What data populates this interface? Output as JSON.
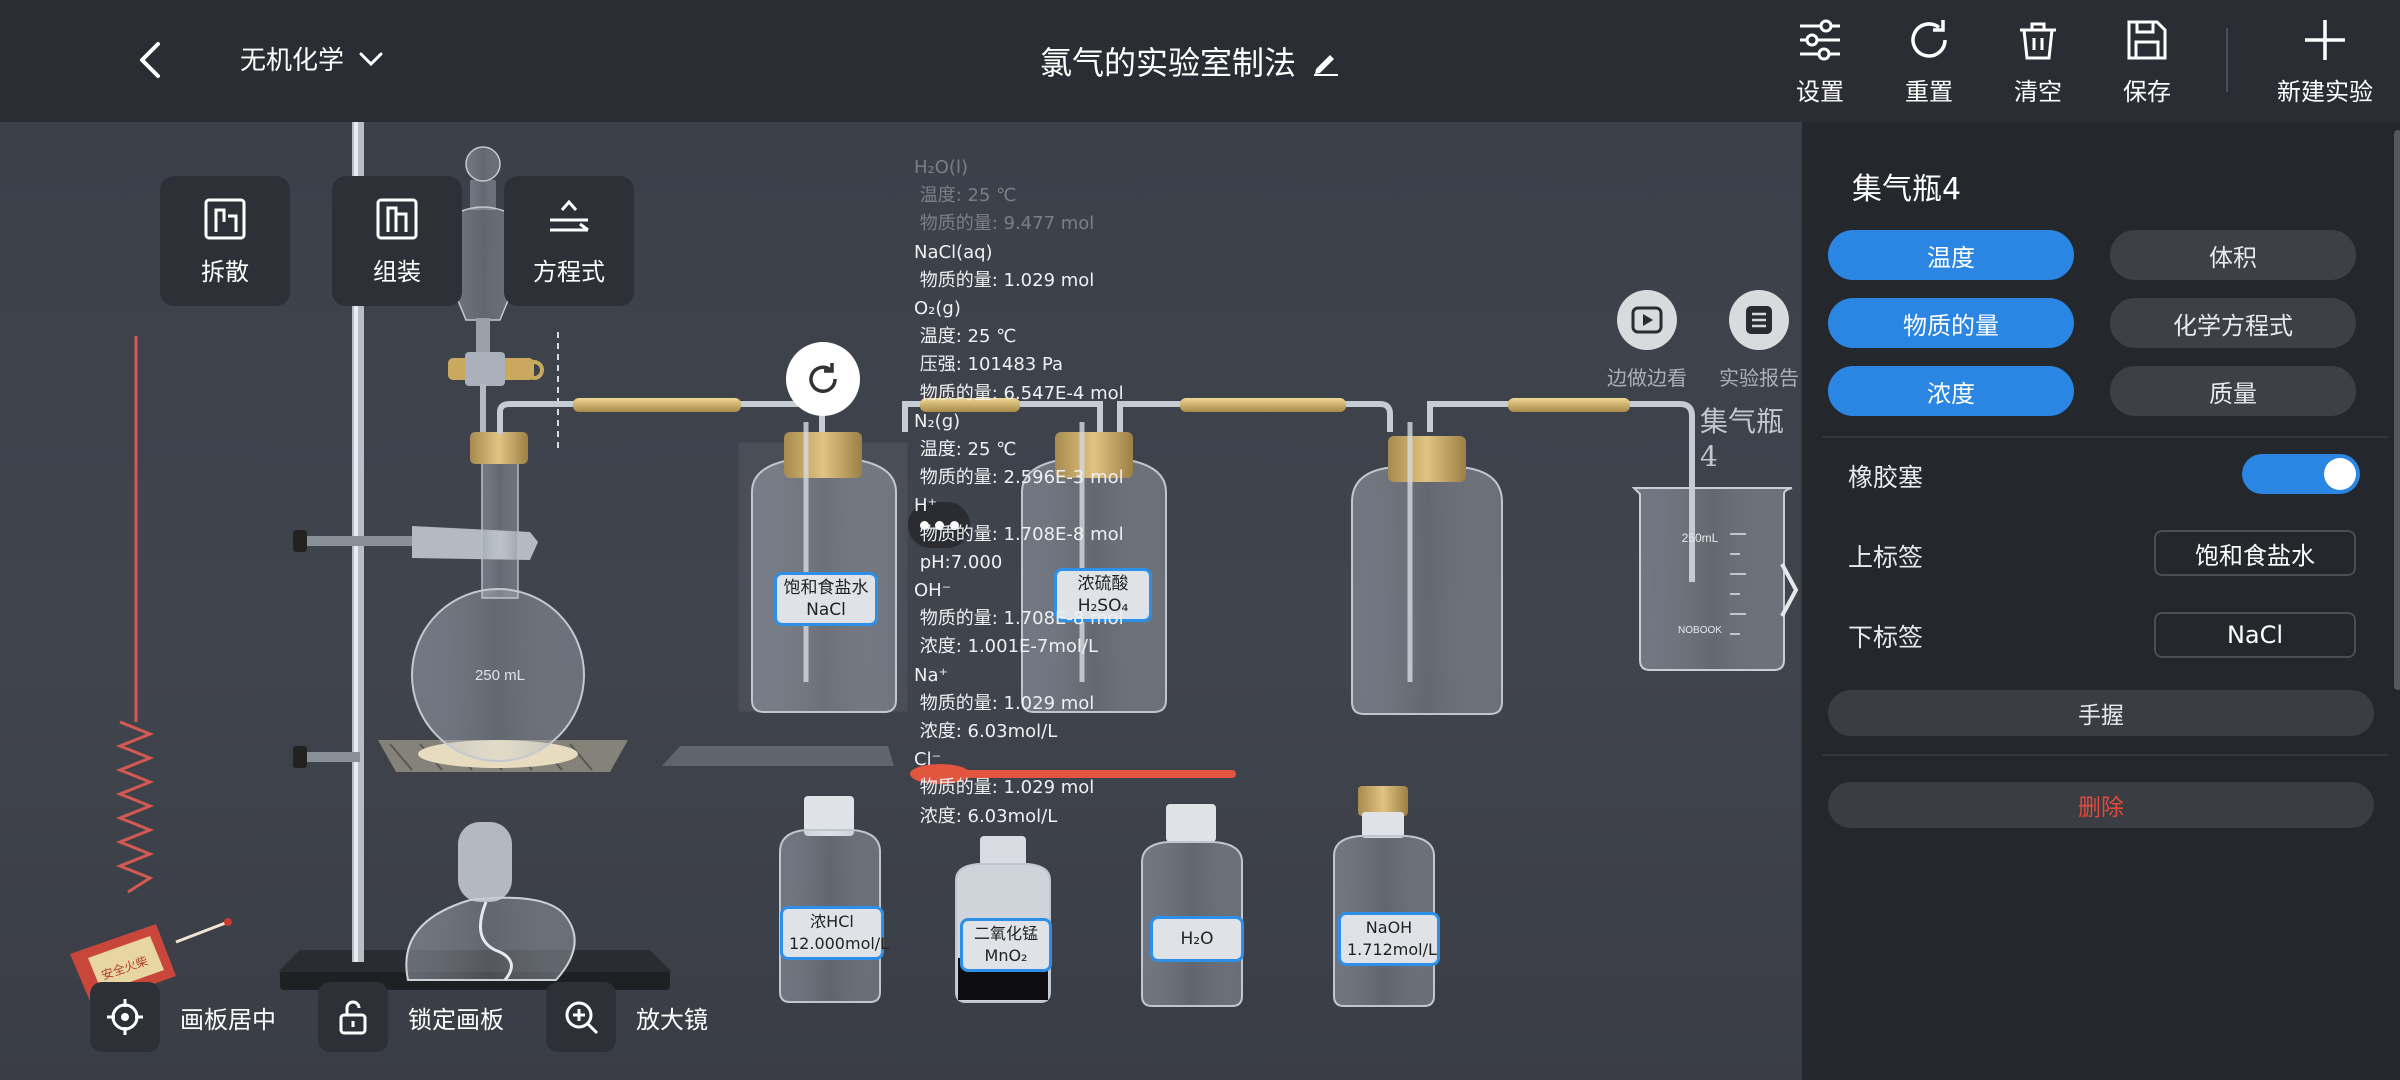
{
  "header": {
    "subject": "无机化学",
    "title": "氯气的实验室制法",
    "buttons": {
      "settings": "设置",
      "reset": "重置",
      "clear": "清空",
      "save": "保存",
      "new": "新建实验"
    }
  },
  "toolbar": {
    "disassemble": "拆散",
    "assemble": "组装",
    "equation": "方程式"
  },
  "bottom_tools": {
    "center": "画板居中",
    "lock": "锁定画板",
    "magnifier": "放大镜"
  },
  "side_buttons": {
    "video": "边做边看",
    "report": "实验报告"
  },
  "selected_label": "集气瓶4",
  "info_lines": [
    "H₂O(l)",
    " 温度: 25 ℃",
    " 物质的量: 9.477 mol",
    "NaCl(aq)",
    " 物质的量: 1.029 mol",
    "O₂(g)",
    " 温度: 25 ℃",
    " 压强: 101483 Pa",
    " 物质的量: 6.547E-4 mol",
    "N₂(g)",
    " 温度: 25 ℃",
    " 物质的量: 2.596E-3 mol",
    "H⁺",
    " 物质的量: 1.708E-8 mol",
    " pH:7.000",
    "OH⁻",
    " 物质的量: 1.708E-8 mol",
    " 浓度: 1.001E-7mol/L",
    "Na⁺",
    " 物质的量: 1.029 mol",
    " 浓度: 6.03mol/L",
    "Cl⁻",
    " 物质的量: 1.029 mol",
    " 浓度: 6.03mol/L"
  ],
  "apparatus": {
    "flask_volume": "250 mL",
    "beaker_volume": "250mL",
    "beaker_brand": "NOBOOK",
    "bottle1": {
      "top": "饱和食盐水",
      "bottom": "NaCl"
    },
    "bottle2": {
      "top": "浓硫酸",
      "bottom": "H₂SO₄"
    },
    "reagent1": {
      "top": "浓HCl",
      "bottom": "12.000mol/L"
    },
    "reagent2": {
      "top": "二氧化锰",
      "bottom": "MnO₂"
    },
    "reagent3": {
      "top": "H₂O",
      "bottom": ""
    },
    "reagent4": {
      "top": "NaOH",
      "bottom": "1.712mol/L"
    },
    "matchbox": "安全火柴"
  },
  "panel": {
    "title": "集气瓶4",
    "chips": [
      {
        "label": "温度",
        "active": true
      },
      {
        "label": "体积",
        "active": false
      },
      {
        "label": "物质的量",
        "active": true
      },
      {
        "label": "化学方程式",
        "active": false
      },
      {
        "label": "浓度",
        "active": true
      },
      {
        "label": "质量",
        "active": false
      }
    ],
    "stopper_label": "橡胶塞",
    "stopper_on": true,
    "top_label": "上标签",
    "top_value": "饱和食盐水",
    "bottom_label": "下标签",
    "bottom_value": "NaCl",
    "hand_hold": "手握",
    "delete": "删除"
  },
  "colors": {
    "accent": "#2a86e2",
    "delete": "#e24a3b",
    "panel_bg": "#24272c",
    "topbar_bg": "#2a2d33"
  }
}
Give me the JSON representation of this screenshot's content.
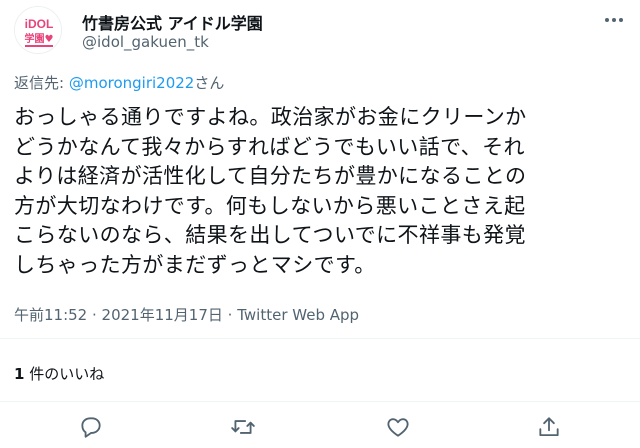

■ **TASK PROMPT**:
Omit the pictures and restate the rest of the records verbatim.

■ **THE SOLUTION**:
What data populates this interface? Output as JSON.
{
  "header": {
    "subject": "无机化学",
    "title": "氯气的实验室制法",
    "buttons": {
      "settings": "设置",
      "reset": "重置",
      "clear": "清空",
      "save": "保存",
      "new": "新建实验"
    }
  },
  "toolbar": {
    "disassemble": "拆散",
    "assemble": "组装",
    "equation": "方程式"
  },
  "bottom_tools": {
    "center": "画板居中",
    "lock": "锁定画板",
    "magnifier": "放大镜"
  },
  "side_buttons": {
    "video": "边做边看",
    "report": "实验报告"
  },
  "selected_label": "集气瓶4",
  "info_lines": [
    "H₂O(l)",
    " 温度: 25 ℃",
    " 物质的量: 9.477 mol",
    "NaCl(aq)",
    " 物质的量: 1.029 mol",
    "O₂(g)",
    " 温度: 25 ℃",
    " 压强: 101483 Pa",
    " 物质的量: 6.547E-4 mol",
    "N₂(g)",
    " 温度: 25 ℃",
    " 物质的量: 2.596E-3 mol",
    "H⁺",
    " 物质的量: 1.708E-8 mol",
    " pH:7.000",
    "OH⁻",
    " 物质的量: 1.708E-8 mol",
    " 浓度: 1.001E-7mol/L",
    "Na⁺",
    " 物质的量: 1.029 mol",
    " 浓度: 6.03mol/L",
    "Cl⁻",
    " 物质的量: 1.029 mol",
    " 浓度: 6.03mol/L"
  ],
  "apparatus": {
    "flask_volume": "250 mL",
    "beaker_volume": "250mL",
    "beaker_brand": "NOBOOK",
    "bottle1": {
      "top": "饱和食盐水",
      "bottom": "NaCl"
    },
    "bottle2": {
      "top": "浓硫酸",
      "bottom": "H₂SO₄"
    },
    "reagent1": {
      "top": "浓HCl",
      "bottom": "12.000mol/L"
    },
    "reagent2": {
      "top": "二氧化锰",
      "bottom": "MnO₂"
    },
    "reagent3": {
      "top": "H₂O",
      "bottom": ""
    },
    "reagent4": {
      "top": "NaOH",
      "bottom": "1.712mol/L"
    },
    "matchbox": "安全火柴"
  },
  "panel": {
    "title": "集气瓶4",
    "chips": [
      {
        "label": "温度",
        "active": true
      },
      {
        "label": "体积",
        "active": false
      },
      {
        "label": "物质的量",
        "active": true
      },
      {
        "label": "化学方程式",
        "active": false
      },
      {
        "label": "浓度",
        "active": true
      },
      {
        "label": "质量",
        "active": false
      }
    ],
    "stopper_label": "橡胶塞",
    "stopper_on": true,
    "top_label": "上标签",
    "top_value": "饱和食盐水",
    "bottom_label": "下标签",
    "bottom_value": "NaCl",
    "hand_hold": "手握",
    "delete": "删除"
  },
  "colors": {
    "accent": "#2a86e2",
    "delete": "#e24a3b",
    "panel_bg": "#24272c",
    "topbar_bg": "#2a2d33"
  }
}
Give me the JSON representation of this screenshot's content.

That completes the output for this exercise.